▸ WHAT THE TASK REQUIRES
Return every line of the records below unchanged, keeping each character and the line order.

▸ PROVIDED ENTRIES
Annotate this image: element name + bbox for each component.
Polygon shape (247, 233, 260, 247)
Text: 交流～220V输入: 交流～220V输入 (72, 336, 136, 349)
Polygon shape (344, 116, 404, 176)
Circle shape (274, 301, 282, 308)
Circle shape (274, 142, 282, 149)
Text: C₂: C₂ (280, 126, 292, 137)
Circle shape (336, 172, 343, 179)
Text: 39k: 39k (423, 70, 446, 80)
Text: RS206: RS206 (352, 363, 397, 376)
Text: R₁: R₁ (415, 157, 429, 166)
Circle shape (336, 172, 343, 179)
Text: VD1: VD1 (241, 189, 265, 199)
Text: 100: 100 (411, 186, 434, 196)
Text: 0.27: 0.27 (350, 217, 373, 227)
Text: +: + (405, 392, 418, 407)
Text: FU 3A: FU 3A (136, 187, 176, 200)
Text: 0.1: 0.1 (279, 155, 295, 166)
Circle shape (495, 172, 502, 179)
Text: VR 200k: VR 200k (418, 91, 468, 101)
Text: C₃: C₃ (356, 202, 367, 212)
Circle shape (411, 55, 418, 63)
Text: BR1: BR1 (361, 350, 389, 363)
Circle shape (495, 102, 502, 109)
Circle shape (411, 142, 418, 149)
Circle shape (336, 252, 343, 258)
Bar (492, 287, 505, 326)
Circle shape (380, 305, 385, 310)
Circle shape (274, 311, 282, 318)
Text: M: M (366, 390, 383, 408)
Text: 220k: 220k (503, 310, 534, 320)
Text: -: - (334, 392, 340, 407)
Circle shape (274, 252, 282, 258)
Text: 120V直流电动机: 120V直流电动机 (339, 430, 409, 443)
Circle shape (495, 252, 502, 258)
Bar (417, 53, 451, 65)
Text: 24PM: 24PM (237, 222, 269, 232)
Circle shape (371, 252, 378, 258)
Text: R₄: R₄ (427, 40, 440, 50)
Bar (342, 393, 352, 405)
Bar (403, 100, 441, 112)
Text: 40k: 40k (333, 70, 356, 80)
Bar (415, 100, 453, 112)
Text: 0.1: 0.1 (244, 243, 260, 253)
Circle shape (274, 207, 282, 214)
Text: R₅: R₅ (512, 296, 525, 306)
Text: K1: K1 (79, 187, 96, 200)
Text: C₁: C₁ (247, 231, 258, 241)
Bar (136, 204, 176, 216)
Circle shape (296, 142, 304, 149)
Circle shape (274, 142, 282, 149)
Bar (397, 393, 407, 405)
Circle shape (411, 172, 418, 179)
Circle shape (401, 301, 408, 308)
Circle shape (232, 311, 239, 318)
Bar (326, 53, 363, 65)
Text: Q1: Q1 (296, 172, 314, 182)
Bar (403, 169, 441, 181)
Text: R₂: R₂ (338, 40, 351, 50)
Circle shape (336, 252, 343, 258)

▸ RESPONSE FOR THIS EXERCISE
Annotate this image: element name + bbox for each component.
Polygon shape (247, 233, 260, 247)
Text: 交流～220V输入: 交流～220V输入 (72, 336, 136, 349)
Polygon shape (344, 116, 404, 176)
Circle shape (274, 301, 282, 308)
Circle shape (274, 142, 282, 149)
Text: C₂: C₂ (280, 126, 292, 137)
Circle shape (336, 172, 343, 179)
Text: 39k: 39k (423, 70, 446, 80)
Text: RS206: RS206 (352, 363, 397, 376)
Text: R₁: R₁ (415, 157, 429, 166)
Circle shape (336, 172, 343, 179)
Text: VD1: VD1 (241, 189, 265, 199)
Text: 100: 100 (411, 186, 434, 196)
Text: 0.27: 0.27 (350, 217, 373, 227)
Text: +: + (405, 392, 418, 407)
Text: FU 3A: FU 3A (136, 187, 176, 200)
Text: 0.1: 0.1 (279, 155, 295, 166)
Circle shape (495, 172, 502, 179)
Text: VR 200k: VR 200k (418, 91, 468, 101)
Text: C₃: C₃ (356, 202, 367, 212)
Circle shape (411, 55, 418, 63)
Text: BR1: BR1 (361, 350, 389, 363)
Circle shape (495, 102, 502, 109)
Circle shape (411, 142, 418, 149)
Circle shape (336, 252, 343, 258)
Bar (492, 287, 505, 326)
Circle shape (380, 305, 385, 310)
Circle shape (274, 311, 282, 318)
Text: M: M (366, 390, 383, 408)
Text: 220k: 220k (503, 310, 534, 320)
Text: -: - (334, 392, 340, 407)
Circle shape (274, 252, 282, 258)
Text: 120V直流电动机: 120V直流电动机 (339, 430, 409, 443)
Circle shape (495, 252, 502, 258)
Bar (417, 53, 451, 65)
Text: 24PM: 24PM (237, 222, 269, 232)
Circle shape (371, 252, 378, 258)
Text: R₄: R₄ (427, 40, 440, 50)
Bar (342, 393, 352, 405)
Bar (403, 100, 441, 112)
Text: 40k: 40k (333, 70, 356, 80)
Bar (415, 100, 453, 112)
Text: 0.1: 0.1 (244, 243, 260, 253)
Circle shape (274, 207, 282, 214)
Text: R₅: R₅ (512, 296, 525, 306)
Text: K1: K1 (79, 187, 96, 200)
Text: C₁: C₁ (247, 231, 258, 241)
Bar (136, 204, 176, 216)
Circle shape (296, 142, 304, 149)
Circle shape (274, 142, 282, 149)
Bar (397, 393, 407, 405)
Circle shape (411, 172, 418, 179)
Circle shape (401, 301, 408, 308)
Circle shape (232, 311, 239, 318)
Bar (326, 53, 363, 65)
Text: Q1: Q1 (296, 172, 314, 182)
Bar (403, 169, 441, 181)
Text: R₂: R₂ (338, 40, 351, 50)
Circle shape (336, 252, 343, 258)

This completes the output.